Return all lines from the listing below in which the string "Impacts" occurs.

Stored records
>>>

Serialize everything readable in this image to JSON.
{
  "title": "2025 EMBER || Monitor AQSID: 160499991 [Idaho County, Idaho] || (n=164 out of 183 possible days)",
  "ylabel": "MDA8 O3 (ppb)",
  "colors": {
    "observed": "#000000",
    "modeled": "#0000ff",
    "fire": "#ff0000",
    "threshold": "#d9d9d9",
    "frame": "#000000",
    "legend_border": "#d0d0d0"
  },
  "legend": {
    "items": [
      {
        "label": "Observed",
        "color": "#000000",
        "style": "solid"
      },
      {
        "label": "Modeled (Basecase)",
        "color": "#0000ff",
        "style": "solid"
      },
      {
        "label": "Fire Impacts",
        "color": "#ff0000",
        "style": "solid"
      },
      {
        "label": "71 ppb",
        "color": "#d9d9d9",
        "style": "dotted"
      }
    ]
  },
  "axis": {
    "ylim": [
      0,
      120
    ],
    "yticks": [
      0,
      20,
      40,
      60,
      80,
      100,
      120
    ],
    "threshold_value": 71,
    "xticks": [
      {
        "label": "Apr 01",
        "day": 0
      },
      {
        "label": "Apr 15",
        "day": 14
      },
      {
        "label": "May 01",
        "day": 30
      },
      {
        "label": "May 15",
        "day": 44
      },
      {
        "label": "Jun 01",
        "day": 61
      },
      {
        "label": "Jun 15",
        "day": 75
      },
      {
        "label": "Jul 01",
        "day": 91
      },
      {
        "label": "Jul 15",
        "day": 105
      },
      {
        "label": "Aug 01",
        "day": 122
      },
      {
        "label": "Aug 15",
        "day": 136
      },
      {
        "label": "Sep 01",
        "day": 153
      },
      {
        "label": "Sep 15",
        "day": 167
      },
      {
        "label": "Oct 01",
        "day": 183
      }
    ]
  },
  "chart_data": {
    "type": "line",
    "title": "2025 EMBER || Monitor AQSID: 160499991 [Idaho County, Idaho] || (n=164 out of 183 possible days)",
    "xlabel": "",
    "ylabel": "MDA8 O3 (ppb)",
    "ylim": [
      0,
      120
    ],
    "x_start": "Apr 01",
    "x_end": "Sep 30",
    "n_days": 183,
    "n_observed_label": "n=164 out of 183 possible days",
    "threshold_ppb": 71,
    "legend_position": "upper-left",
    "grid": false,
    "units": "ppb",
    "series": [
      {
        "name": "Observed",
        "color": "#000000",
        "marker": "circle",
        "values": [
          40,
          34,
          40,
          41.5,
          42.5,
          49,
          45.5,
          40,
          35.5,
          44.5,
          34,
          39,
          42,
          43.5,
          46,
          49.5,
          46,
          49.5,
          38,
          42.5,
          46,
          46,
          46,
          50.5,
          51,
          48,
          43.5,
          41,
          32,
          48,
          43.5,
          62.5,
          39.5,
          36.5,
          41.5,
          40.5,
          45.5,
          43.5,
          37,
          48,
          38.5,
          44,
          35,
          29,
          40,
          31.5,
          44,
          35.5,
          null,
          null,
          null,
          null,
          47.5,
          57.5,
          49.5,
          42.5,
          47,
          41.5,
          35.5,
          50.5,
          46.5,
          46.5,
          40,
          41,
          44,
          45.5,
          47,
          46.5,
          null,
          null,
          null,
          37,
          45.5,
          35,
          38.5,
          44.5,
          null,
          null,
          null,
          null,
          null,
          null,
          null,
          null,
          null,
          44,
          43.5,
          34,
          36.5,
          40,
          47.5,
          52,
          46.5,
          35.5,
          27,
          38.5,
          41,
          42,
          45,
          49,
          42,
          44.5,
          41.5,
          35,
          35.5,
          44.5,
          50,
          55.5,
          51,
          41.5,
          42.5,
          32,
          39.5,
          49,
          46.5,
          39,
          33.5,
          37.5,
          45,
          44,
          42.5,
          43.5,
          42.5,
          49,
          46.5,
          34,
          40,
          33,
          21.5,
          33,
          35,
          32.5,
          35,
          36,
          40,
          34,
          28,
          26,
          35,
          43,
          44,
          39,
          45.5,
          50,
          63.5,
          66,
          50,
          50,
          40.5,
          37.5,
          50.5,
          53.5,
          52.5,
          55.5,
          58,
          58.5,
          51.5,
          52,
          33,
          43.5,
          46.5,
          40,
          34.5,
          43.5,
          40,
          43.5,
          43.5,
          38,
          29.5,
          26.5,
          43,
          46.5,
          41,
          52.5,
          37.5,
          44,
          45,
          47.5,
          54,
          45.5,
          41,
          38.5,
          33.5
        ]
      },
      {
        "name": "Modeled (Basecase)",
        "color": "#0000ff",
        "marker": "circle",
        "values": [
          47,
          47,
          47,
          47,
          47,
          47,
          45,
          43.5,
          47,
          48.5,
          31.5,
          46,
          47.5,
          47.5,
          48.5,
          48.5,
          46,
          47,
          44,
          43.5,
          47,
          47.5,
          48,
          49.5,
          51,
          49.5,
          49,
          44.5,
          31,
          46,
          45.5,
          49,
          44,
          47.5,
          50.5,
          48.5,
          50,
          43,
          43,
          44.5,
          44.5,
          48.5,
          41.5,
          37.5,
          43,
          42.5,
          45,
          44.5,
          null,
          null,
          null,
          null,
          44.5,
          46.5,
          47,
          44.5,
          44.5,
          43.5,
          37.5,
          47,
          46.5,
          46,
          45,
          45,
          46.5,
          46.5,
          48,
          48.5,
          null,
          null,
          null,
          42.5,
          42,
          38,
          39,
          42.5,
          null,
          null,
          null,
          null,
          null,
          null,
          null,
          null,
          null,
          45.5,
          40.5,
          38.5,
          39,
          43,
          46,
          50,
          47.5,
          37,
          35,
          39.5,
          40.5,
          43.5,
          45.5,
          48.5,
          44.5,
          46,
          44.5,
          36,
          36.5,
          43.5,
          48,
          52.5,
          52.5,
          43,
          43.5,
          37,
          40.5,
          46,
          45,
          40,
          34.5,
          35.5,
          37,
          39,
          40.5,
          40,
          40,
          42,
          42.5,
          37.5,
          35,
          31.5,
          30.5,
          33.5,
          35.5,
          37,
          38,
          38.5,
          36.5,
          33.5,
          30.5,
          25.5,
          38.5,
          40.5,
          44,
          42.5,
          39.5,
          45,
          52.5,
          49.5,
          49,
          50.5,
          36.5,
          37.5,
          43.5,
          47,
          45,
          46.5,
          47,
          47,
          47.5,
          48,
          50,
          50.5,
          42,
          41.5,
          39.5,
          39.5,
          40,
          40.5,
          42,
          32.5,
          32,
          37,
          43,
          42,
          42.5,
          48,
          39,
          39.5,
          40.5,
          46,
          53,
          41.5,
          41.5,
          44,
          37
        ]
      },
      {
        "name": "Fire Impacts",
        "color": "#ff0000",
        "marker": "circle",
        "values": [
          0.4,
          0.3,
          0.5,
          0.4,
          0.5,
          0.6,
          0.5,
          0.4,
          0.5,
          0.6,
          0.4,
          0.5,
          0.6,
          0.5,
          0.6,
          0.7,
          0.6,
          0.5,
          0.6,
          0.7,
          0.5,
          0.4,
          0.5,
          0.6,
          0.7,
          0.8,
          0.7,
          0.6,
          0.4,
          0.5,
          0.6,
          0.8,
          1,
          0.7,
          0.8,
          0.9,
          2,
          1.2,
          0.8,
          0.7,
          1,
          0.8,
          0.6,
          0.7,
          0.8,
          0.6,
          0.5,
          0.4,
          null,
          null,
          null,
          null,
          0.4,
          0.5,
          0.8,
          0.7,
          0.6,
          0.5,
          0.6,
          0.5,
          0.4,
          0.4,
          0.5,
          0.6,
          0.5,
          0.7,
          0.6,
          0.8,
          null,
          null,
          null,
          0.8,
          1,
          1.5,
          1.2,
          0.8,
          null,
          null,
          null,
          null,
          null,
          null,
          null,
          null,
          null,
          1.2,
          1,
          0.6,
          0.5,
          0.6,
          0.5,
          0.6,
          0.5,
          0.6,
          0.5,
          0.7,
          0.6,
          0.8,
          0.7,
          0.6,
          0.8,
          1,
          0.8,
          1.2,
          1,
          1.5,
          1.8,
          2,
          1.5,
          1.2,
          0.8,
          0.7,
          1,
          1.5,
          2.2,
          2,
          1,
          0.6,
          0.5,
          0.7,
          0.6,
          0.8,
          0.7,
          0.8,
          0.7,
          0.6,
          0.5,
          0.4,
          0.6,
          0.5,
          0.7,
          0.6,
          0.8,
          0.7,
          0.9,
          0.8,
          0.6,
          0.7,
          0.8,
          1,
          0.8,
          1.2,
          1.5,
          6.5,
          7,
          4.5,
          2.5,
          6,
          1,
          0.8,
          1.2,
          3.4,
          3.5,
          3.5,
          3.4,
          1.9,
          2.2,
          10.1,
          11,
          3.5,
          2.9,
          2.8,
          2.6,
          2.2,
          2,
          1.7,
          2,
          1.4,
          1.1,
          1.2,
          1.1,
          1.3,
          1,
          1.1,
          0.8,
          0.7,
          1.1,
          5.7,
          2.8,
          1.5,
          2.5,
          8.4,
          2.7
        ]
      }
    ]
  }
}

<<<

RESULT FOR THIS EXERCISE —
        "label": "Fire Impacts",
        "name": "Fire Impacts",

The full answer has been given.